**Directions for this task:**
Retype all the records with nothing changed.

## Start

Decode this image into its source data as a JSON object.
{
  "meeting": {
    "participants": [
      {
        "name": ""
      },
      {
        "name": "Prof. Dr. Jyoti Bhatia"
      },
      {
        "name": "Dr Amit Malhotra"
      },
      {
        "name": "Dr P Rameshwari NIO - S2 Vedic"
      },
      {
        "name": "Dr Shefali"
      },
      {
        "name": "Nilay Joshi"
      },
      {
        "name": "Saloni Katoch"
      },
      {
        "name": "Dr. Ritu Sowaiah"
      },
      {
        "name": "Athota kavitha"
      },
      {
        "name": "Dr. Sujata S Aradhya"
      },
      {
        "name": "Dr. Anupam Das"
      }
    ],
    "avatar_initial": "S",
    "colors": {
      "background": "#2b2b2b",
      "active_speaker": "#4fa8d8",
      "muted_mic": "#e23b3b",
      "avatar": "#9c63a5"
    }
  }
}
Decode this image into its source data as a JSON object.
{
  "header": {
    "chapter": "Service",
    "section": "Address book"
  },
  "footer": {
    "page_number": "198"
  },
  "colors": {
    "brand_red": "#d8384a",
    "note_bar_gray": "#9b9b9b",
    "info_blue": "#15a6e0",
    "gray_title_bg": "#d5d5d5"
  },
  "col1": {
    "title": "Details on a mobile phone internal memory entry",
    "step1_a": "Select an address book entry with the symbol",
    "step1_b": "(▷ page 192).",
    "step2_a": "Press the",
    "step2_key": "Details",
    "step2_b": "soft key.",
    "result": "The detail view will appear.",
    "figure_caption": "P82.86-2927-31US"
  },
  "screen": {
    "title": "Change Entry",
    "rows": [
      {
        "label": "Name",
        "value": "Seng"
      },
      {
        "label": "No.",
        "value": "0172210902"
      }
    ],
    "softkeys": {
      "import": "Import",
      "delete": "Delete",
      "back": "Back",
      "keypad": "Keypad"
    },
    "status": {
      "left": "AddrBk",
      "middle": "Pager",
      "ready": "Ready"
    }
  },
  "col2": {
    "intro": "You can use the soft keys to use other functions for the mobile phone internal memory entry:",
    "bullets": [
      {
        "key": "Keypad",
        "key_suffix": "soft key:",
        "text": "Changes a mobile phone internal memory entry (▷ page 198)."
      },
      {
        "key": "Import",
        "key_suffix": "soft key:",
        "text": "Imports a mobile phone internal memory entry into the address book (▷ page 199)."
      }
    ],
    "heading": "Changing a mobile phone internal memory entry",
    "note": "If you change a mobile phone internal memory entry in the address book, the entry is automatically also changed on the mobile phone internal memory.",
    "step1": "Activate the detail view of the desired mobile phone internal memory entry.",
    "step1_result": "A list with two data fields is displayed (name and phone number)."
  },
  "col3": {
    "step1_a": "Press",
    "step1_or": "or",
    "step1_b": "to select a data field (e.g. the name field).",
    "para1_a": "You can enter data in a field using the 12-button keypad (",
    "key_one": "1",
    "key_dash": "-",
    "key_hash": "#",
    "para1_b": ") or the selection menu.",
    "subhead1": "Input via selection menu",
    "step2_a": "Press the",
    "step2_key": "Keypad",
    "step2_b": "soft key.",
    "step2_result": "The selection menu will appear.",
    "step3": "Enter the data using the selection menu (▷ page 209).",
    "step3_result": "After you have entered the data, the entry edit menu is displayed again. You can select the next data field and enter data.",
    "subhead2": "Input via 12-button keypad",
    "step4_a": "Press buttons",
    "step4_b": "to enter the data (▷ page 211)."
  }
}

## End

**Complete response:**
Decode this image into its source data as a JSON object.
{
  "meeting": {
    "participants": [
      {
        "name": ""
      },
      {
        "name": "Prof. Dr. Jyoti Bhatia"
      },
      {
        "name": "Dr Amit Malhotra"
      },
      {
        "name": "Dr P Rameshwari NIO - S2 Vedic"
      },
      {
        "name": "Dr Shefali"
      },
      {
        "name": "Nilay Joshi"
      },
      {
        "name": "Saloni Katoch"
      },
      {
        "name": "Dr. Ritu Sowaiah"
      },
      {
        "name": "Athota kavitha"
      },
      {
        "name": "Dr. Sujata S Aradhya"
      },
      {
        "name": "Dr. Anupam Das"
      }
    ],
    "avatar_initial": "S",
    "colors": {
      "background": "#2b2b2b",
      "active_speaker": "#4fa8d8",
      "muted_mic": "#e23b3b",
      "avatar": "#9c63a5"
    }
  }
}
Decode this image into its source data as a JSON object.
{
  "header": {
    "chapter": "Service",
    "section": "Address book"
  },
  "footer": {
    "page_number": "198"
  },
  "colors": {
    "brand_red": "#d8384a",
    "note_bar_gray": "#9b9b9b",
    "info_blue": "#15a6e0",
    "gray_title_bg": "#d5d5d5"
  },
  "col1": {
    "title": "Details on a mobile phone internal memory entry",
    "step1_a": "Select an address book entry with the symbol",
    "step1_b": "(▷ page 192).",
    "step2_a": "Press the",
    "step2_key": "Details",
    "step2_b": "soft key.",
    "result": "The detail view will appear.",
    "figure_caption": "P82.86-2927-31US"
  },
  "screen": {
    "title": "Change Entry",
    "rows": [
      {
        "label": "Name",
        "value": "Seng"
      },
      {
        "label": "No.",
        "value": "0172210902"
      }
    ],
    "softkeys": {
      "import": "Import",
      "delete": "Delete",
      "back": "Back",
      "keypad": "Keypad"
    },
    "status": {
      "left": "AddrBk",
      "middle": "Pager",
      "ready": "Ready"
    }
  },
  "col2": {
    "intro": "You can use the soft keys to use other functions for the mobile phone internal memory entry:",
    "bullets": [
      {
        "key": "Keypad",
        "key_suffix": "soft key:",
        "text": "Changes a mobile phone internal memory entry (▷ page 198)."
      },
      {
        "key": "Import",
        "key_suffix": "soft key:",
        "text": "Imports a mobile phone internal memory entry into the address book (▷ page 199)."
      }
    ],
    "heading": "Changing a mobile phone internal memory entry",
    "note": "If you change a mobile phone internal memory entry in the address book, the entry is automatically also changed on the mobile phone internal memory.",
    "step1": "Activate the detail view of the desired mobile phone internal memory entry.",
    "step1_result": "A list with two data fields is displayed (name and phone number)."
  },
  "col3": {
    "step1_a": "Press",
    "step1_or": "or",
    "step1_b": "to select a data field (e.g. the name field).",
    "para1_a": "You can enter data in a field using the 12-button keypad (",
    "key_one": "1",
    "key_dash": "-",
    "key_hash": "#",
    "para1_b": ") or the selection menu.",
    "subhead1": "Input via selection menu",
    "step2_a": "Press the",
    "step2_key": "Keypad",
    "step2_b": "soft key.",
    "step2_result": "The selection menu will appear.",
    "step3": "Enter the data using the selection menu (▷ page 209).",
    "step3_result": "After you have entered the data, the entry edit menu is displayed again. You can select the next data field and enter data.",
    "subhead2": "Input via 12-button keypad",
    "step4_a": "Press buttons",
    "step4_b": "to enter the data (▷ page 211)."
  }
}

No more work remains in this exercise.